Select all lines holding the word "title" from the entries that follow.

-- Record set --
§ §
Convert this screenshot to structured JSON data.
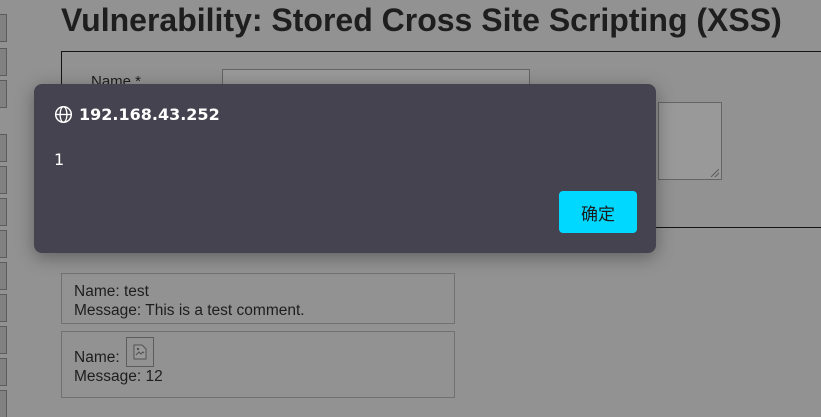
{
  "page": {
    "title": "Vulnerability: Stored Cross Site Scripting (XSS)"
  },
  "form": {
    "name_label": "Name *",
    "name_value": ""
  },
  "comments": [
    {
      "name_line": "Name: test",
      "message_line": "Message: This is a test comment."
    },
    {
      "name_line": "Name:",
      "message_line": "Message: 12"
    }
  ],
  "dialog": {
    "origin": "192.168.43.252",
    "message": "1",
    "ok_label": "确定",
    "accent_color": "#00d8ff",
    "icon": "globe-icon"
  }
}
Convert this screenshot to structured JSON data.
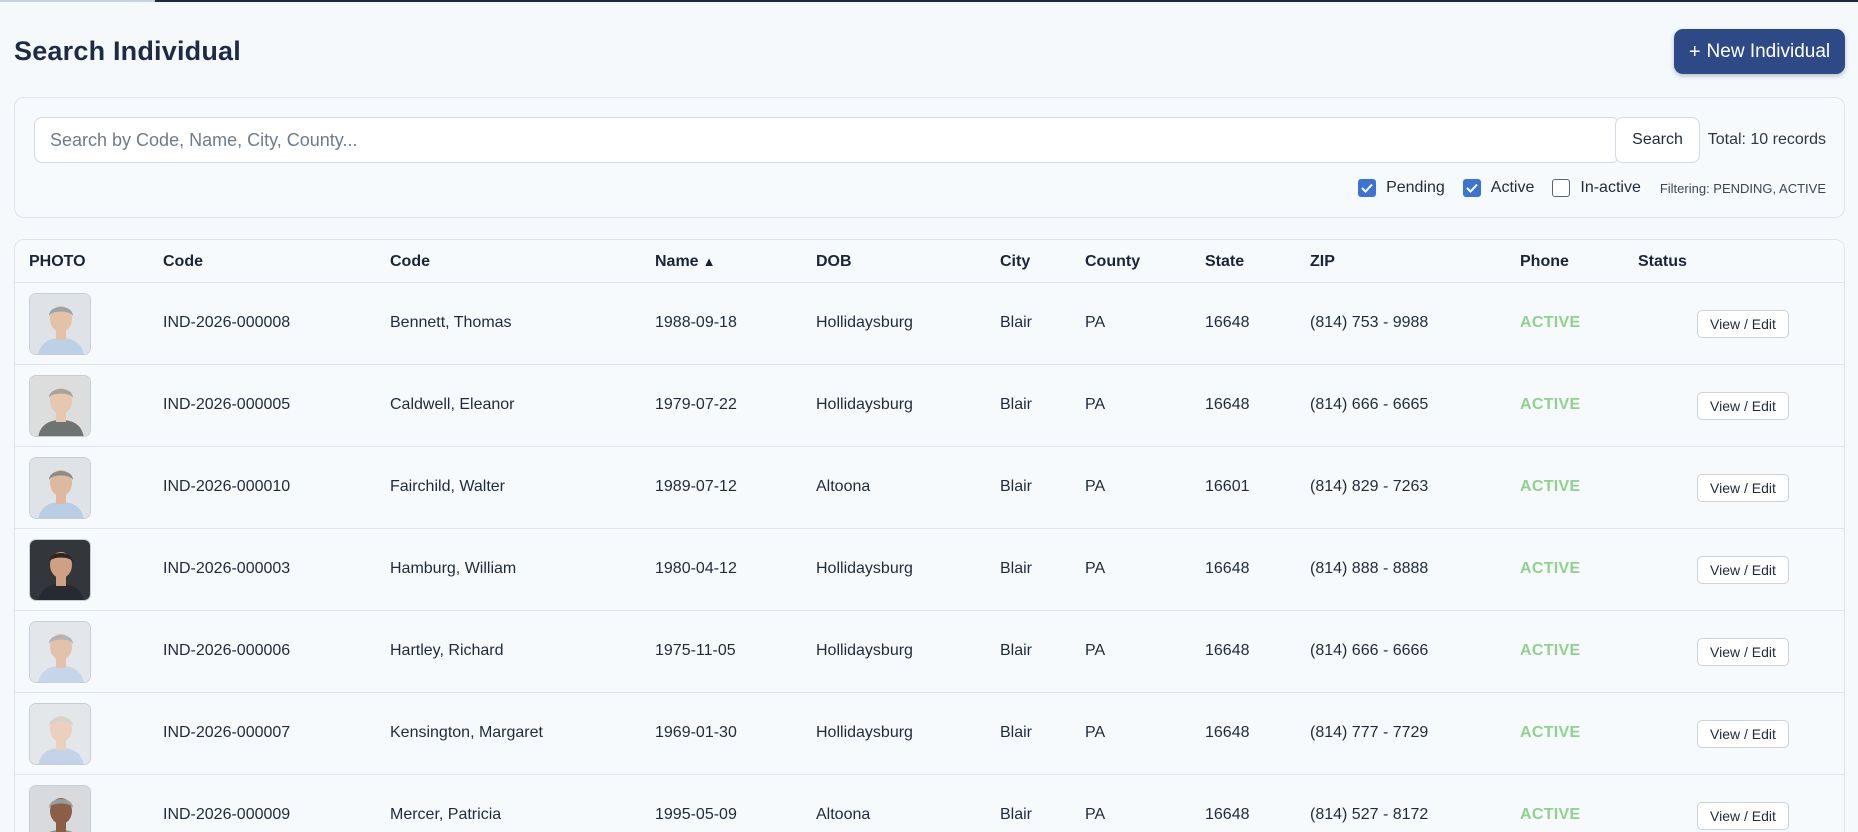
{
  "page": {
    "title": "Search Individual",
    "new_button": {
      "plus": "+",
      "label": "New Individual"
    }
  },
  "filters": {
    "search_placeholder": "Search by Code, Name, City, County...",
    "search_value": "",
    "search_button": "Search",
    "total": "Total: 10 records",
    "checkboxes": [
      {
        "label": "Pending",
        "checked": true
      },
      {
        "label": "Active",
        "checked": true
      },
      {
        "label": "In-active",
        "checked": false
      }
    ],
    "filtering_text": "Filtering: PENDING, ACTIVE"
  },
  "table": {
    "headers": [
      "PHOTO",
      "Code",
      "Code",
      "Name",
      "DOB",
      "City",
      "County",
      "State",
      "ZIP",
      "Phone",
      "Status"
    ],
    "sort_indicator": "▲",
    "action_label": "View / Edit",
    "rows": [
      {
        "code": "IND-2026-000008",
        "name": "Bennett, Thomas",
        "dob": "1988-09-18",
        "city": "Hollidaysburg",
        "county": "Blair",
        "state": "PA",
        "zip": "16648",
        "phone": "(814) 753 - 9988",
        "status": "ACTIVE"
      },
      {
        "code": "IND-2026-000005",
        "name": "Caldwell, Eleanor",
        "dob": "1979-07-22",
        "city": "Hollidaysburg",
        "county": "Blair",
        "state": "PA",
        "zip": "16648",
        "phone": "(814) 666 - 6665",
        "status": "ACTIVE"
      },
      {
        "code": "IND-2026-000010",
        "name": "Fairchild, Walter",
        "dob": "1989-07-12",
        "city": "Altoona",
        "county": "Blair",
        "state": "PA",
        "zip": "16601",
        "phone": "(814) 829 - 7263",
        "status": "ACTIVE"
      },
      {
        "code": "IND-2026-000003",
        "name": "Hamburg, William",
        "dob": "1980-04-12",
        "city": "Hollidaysburg",
        "county": "Blair",
        "state": "PA",
        "zip": "16648",
        "phone": "(814) 888 - 8888",
        "status": "ACTIVE"
      },
      {
        "code": "IND-2026-000006",
        "name": "Hartley, Richard",
        "dob": "1975-11-05",
        "city": "Hollidaysburg",
        "county": "Blair",
        "state": "PA",
        "zip": "16648",
        "phone": "(814) 666 - 6666",
        "status": "ACTIVE"
      },
      {
        "code": "IND-2026-000007",
        "name": "Kensington, Margaret",
        "dob": "1969-01-30",
        "city": "Hollidaysburg",
        "county": "Blair",
        "state": "PA",
        "zip": "16648",
        "phone": "(814) 777 - 7729",
        "status": "ACTIVE"
      },
      {
        "code": "IND-2026-000009",
        "name": "Mercer, Patricia",
        "dob": "1995-05-09",
        "city": "Altoona",
        "county": "Blair",
        "state": "PA",
        "zip": "16648",
        "phone": "(814) 527 - 8172",
        "status": "ACTIVE"
      }
    ]
  },
  "colors": {
    "primary": "#2e4a86",
    "checkbox": "#3b73d6",
    "status_active": "#8fd18d",
    "background": "#f6f9fb"
  },
  "icons": {
    "checkmark": "check-icon",
    "sort": "sort-asc-icon"
  }
}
§ §
-- Response --
    "title": "Vulnerability: Stored Cross Site Scripting (XSS)"
    "title": "Search Individual",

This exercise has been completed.